* What is required: Print the entries in full, word for word, but not the pictures.

* Provided material:
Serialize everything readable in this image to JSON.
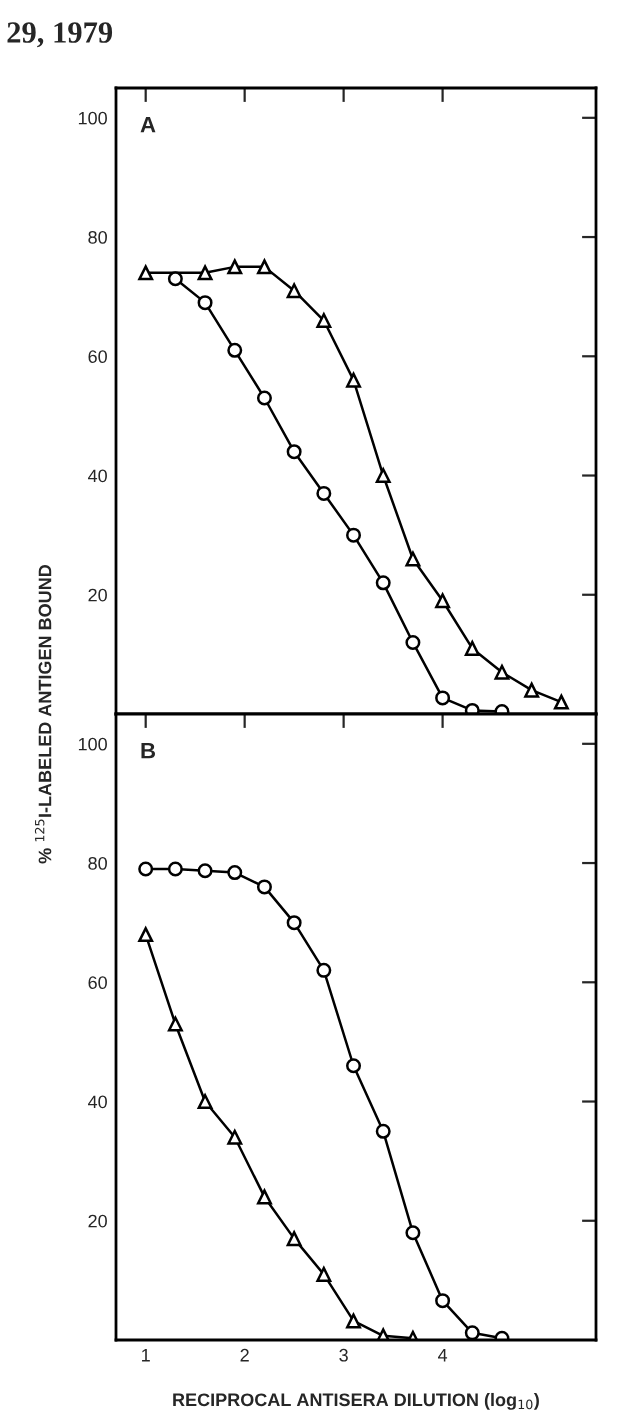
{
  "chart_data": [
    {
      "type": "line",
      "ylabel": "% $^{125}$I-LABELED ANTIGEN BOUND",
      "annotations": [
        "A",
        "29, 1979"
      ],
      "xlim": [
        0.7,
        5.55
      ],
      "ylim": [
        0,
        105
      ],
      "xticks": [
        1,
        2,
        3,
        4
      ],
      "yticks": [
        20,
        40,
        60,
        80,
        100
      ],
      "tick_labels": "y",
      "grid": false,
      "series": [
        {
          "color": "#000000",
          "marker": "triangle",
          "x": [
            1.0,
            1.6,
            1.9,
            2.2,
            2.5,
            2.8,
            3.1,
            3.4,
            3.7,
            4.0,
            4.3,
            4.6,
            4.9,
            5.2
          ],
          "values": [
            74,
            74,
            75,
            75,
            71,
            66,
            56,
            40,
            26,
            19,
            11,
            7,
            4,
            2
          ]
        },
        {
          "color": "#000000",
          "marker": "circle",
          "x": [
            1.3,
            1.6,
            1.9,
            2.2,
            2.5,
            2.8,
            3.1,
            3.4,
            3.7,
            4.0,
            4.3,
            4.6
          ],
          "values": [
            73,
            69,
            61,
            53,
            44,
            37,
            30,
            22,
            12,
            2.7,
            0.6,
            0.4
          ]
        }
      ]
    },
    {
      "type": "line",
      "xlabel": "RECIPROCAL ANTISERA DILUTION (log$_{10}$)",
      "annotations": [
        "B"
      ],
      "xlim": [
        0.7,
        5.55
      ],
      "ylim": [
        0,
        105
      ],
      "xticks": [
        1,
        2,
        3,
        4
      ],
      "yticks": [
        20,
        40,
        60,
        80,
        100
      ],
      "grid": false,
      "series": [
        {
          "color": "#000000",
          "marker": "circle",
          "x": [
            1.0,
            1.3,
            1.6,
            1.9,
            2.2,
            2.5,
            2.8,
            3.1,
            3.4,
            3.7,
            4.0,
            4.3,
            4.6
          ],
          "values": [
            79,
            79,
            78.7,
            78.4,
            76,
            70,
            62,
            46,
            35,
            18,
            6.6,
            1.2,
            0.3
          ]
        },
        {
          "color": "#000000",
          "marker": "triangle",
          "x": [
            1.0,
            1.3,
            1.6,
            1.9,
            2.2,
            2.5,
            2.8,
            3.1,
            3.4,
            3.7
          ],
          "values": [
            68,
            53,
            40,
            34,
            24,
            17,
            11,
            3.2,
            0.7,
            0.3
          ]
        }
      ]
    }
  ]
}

* Task output:
Serialize everything readable in this image to JSON.
{
  "chart_data": [
    {
      "type": "line",
      "ylabel": "% $^{125}$I-LABELED ANTIGEN BOUND",
      "annotations": [
        "A",
        "29, 1979"
      ],
      "xlim": [
        0.7,
        5.55
      ],
      "ylim": [
        0,
        105
      ],
      "xticks": [
        1,
        2,
        3,
        4
      ],
      "yticks": [
        20,
        40,
        60,
        80,
        100
      ],
      "tick_labels": "y",
      "grid": false,
      "series": [
        {
          "color": "#000000",
          "marker": "triangle",
          "x": [
            1.0,
            1.6,
            1.9,
            2.2,
            2.5,
            2.8,
            3.1,
            3.4,
            3.7,
            4.0,
            4.3,
            4.6,
            4.9,
            5.2
          ],
          "values": [
            74,
            74,
            75,
            75,
            71,
            66,
            56,
            40,
            26,
            19,
            11,
            7,
            4,
            2
          ]
        },
        {
          "color": "#000000",
          "marker": "circle",
          "x": [
            1.3,
            1.6,
            1.9,
            2.2,
            2.5,
            2.8,
            3.1,
            3.4,
            3.7,
            4.0,
            4.3,
            4.6
          ],
          "values": [
            73,
            69,
            61,
            53,
            44,
            37,
            30,
            22,
            12,
            2.7,
            0.6,
            0.4
          ]
        }
      ]
    },
    {
      "type": "line",
      "xlabel": "RECIPROCAL ANTISERA DILUTION (log$_{10}$)",
      "annotations": [
        "B"
      ],
      "xlim": [
        0.7,
        5.55
      ],
      "ylim": [
        0,
        105
      ],
      "xticks": [
        1,
        2,
        3,
        4
      ],
      "yticks": [
        20,
        40,
        60,
        80,
        100
      ],
      "grid": false,
      "series": [
        {
          "color": "#000000",
          "marker": "circle",
          "x": [
            1.0,
            1.3,
            1.6,
            1.9,
            2.2,
            2.5,
            2.8,
            3.1,
            3.4,
            3.7,
            4.0,
            4.3,
            4.6
          ],
          "values": [
            79,
            79,
            78.7,
            78.4,
            76,
            70,
            62,
            46,
            35,
            18,
            6.6,
            1.2,
            0.3
          ]
        },
        {
          "color": "#000000",
          "marker": "triangle",
          "x": [
            1.0,
            1.3,
            1.6,
            1.9,
            2.2,
            2.5,
            2.8,
            3.1,
            3.4,
            3.7
          ],
          "values": [
            68,
            53,
            40,
            34,
            24,
            17,
            11,
            3.2,
            0.7,
            0.3
          ]
        }
      ]
    }
  ]
}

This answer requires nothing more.